> _RECORDS SHOWN_:

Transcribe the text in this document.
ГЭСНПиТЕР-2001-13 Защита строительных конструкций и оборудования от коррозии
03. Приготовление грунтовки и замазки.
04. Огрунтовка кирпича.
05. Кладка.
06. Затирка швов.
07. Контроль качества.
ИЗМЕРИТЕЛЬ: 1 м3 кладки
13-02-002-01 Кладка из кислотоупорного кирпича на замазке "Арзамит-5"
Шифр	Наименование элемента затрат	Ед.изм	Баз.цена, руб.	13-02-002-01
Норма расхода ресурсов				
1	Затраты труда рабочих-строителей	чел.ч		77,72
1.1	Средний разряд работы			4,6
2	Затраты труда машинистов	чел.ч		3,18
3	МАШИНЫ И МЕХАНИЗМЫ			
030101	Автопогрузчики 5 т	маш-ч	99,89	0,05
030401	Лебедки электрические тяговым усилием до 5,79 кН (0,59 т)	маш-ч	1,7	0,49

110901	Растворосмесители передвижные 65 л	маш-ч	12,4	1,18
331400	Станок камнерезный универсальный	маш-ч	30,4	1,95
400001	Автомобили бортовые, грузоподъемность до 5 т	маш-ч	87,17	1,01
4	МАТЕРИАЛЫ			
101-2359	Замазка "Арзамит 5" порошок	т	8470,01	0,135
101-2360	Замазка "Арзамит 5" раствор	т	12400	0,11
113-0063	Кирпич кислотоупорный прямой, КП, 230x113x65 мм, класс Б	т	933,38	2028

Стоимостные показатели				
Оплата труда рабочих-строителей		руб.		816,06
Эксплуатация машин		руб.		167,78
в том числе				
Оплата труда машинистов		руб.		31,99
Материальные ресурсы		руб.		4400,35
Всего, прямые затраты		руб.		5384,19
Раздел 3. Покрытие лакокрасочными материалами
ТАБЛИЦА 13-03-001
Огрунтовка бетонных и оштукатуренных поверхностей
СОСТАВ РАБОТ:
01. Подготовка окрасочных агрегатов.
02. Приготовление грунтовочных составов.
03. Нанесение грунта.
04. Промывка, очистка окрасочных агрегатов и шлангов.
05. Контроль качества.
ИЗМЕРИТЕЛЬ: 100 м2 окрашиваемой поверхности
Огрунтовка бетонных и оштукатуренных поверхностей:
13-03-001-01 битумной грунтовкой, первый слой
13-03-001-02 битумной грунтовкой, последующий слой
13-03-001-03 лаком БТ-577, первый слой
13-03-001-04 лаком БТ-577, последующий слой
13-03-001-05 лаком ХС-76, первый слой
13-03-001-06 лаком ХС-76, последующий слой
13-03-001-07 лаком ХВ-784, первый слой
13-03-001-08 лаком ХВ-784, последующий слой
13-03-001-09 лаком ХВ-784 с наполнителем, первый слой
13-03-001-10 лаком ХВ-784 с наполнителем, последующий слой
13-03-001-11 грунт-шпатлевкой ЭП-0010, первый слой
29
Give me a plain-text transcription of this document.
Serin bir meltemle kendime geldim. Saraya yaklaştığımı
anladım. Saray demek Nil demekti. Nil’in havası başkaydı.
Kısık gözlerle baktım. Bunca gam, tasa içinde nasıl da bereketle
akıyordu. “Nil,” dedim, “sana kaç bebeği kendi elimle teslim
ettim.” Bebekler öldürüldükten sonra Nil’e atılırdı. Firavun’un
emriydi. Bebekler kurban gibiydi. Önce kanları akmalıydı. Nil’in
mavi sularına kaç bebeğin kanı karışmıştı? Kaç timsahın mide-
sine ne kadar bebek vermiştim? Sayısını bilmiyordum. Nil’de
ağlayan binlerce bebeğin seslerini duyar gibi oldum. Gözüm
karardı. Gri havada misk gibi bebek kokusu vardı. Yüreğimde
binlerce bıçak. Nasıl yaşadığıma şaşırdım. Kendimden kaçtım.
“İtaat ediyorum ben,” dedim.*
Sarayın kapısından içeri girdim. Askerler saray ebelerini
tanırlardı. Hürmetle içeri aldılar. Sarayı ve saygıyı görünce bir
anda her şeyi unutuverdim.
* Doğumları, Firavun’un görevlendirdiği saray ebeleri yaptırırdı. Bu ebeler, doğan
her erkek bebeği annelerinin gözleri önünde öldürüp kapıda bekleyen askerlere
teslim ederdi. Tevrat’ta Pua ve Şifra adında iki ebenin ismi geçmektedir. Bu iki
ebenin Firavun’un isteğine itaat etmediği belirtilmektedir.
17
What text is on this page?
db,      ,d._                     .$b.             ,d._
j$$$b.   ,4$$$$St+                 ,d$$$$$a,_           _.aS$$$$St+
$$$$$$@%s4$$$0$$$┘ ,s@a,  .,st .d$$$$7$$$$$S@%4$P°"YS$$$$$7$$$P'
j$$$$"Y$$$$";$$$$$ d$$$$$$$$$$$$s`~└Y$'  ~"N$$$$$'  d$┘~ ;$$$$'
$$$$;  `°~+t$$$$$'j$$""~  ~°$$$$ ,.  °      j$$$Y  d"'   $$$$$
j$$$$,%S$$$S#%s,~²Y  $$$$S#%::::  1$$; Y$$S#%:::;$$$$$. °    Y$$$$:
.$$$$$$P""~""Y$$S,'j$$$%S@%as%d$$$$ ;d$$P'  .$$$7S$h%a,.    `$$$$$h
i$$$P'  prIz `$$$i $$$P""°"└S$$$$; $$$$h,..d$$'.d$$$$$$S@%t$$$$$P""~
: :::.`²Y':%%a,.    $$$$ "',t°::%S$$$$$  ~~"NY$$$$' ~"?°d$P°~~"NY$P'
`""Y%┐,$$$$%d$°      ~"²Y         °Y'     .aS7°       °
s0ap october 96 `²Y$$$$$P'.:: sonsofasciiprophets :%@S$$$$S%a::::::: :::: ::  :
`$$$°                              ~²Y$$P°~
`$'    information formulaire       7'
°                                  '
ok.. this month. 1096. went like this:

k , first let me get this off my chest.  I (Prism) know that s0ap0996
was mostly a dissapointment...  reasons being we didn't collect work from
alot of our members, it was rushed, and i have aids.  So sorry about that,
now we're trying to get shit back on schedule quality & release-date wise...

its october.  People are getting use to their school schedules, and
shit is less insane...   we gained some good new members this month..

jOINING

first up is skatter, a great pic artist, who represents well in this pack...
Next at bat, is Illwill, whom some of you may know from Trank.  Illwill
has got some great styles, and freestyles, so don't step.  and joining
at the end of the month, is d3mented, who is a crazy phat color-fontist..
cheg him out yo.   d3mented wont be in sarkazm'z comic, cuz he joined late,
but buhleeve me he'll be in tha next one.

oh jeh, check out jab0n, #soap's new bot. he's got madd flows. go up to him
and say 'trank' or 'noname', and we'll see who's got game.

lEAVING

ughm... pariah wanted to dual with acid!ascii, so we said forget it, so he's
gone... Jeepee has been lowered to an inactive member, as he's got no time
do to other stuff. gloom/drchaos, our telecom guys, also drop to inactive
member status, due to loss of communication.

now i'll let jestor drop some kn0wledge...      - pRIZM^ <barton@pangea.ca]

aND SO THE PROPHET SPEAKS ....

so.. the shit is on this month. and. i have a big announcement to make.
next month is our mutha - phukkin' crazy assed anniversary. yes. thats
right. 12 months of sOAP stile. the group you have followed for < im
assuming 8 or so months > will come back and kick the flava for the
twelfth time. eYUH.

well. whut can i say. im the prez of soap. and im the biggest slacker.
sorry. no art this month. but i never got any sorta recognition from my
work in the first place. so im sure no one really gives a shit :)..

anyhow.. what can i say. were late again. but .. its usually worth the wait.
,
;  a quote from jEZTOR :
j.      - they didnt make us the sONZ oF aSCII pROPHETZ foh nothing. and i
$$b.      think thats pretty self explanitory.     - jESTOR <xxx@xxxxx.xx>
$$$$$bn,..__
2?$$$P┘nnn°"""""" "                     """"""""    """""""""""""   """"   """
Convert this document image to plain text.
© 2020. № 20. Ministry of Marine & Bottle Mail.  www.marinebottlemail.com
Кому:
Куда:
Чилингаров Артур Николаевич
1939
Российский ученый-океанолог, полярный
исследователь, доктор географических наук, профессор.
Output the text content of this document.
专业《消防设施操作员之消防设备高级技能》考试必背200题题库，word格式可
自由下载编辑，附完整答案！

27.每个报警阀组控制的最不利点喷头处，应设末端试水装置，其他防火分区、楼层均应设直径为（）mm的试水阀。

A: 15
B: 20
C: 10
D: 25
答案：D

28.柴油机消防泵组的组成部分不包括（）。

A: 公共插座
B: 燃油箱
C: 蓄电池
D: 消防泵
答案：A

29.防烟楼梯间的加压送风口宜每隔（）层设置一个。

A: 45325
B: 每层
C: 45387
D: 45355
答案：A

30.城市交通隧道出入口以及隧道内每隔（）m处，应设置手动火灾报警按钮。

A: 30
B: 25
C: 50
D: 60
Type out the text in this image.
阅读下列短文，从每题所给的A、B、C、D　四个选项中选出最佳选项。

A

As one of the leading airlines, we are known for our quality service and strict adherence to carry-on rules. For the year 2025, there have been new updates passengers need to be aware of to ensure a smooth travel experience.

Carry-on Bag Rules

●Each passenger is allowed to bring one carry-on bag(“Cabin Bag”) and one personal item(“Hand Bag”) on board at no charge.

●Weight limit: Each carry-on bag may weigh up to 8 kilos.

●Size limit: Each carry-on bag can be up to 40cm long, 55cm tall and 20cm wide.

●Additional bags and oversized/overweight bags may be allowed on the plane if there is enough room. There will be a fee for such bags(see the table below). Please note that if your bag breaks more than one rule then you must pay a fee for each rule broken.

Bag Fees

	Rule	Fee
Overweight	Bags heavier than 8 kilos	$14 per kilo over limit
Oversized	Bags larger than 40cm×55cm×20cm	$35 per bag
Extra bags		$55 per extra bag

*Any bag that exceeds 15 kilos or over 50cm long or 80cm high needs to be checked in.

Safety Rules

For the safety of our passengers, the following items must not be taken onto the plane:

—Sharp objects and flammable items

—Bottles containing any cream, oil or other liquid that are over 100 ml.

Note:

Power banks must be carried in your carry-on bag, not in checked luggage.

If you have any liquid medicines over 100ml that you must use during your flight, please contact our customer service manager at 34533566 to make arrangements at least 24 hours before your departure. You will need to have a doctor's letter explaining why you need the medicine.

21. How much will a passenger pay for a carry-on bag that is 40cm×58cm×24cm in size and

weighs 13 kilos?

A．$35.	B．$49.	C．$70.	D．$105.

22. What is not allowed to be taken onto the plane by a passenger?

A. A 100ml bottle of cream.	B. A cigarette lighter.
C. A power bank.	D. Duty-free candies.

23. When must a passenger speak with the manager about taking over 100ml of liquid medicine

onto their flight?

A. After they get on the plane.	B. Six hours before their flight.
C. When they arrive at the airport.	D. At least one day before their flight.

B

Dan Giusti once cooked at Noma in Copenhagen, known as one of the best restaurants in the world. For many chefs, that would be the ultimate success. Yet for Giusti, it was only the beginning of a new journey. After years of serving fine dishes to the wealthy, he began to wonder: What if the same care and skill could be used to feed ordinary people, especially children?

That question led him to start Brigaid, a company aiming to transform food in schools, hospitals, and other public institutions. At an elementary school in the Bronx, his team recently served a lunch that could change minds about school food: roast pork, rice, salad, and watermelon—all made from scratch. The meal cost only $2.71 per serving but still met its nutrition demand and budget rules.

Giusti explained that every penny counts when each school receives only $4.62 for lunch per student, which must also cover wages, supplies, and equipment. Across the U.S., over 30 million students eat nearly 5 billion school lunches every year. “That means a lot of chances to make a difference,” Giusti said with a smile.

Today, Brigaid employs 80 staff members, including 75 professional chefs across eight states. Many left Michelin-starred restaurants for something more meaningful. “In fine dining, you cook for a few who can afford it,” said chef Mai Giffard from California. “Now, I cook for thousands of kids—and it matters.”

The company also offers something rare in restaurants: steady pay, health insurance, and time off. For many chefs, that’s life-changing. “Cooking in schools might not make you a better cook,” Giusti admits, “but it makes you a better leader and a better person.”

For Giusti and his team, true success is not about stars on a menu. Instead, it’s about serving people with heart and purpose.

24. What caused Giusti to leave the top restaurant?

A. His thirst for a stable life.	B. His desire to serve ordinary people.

> _THE EXERCISE_: Select all lines in the listing that include the word "been".

> _FINISHED EXERCISE_:
gone... Jeepee has been lowered to an inactive member, as he's got no time
As one of the leading airlines, we are known for our quality service and strict adherence to carry-on rules. For the year 2025, there have been new updates passengers need to be aware of to ensure a smooth travel experience.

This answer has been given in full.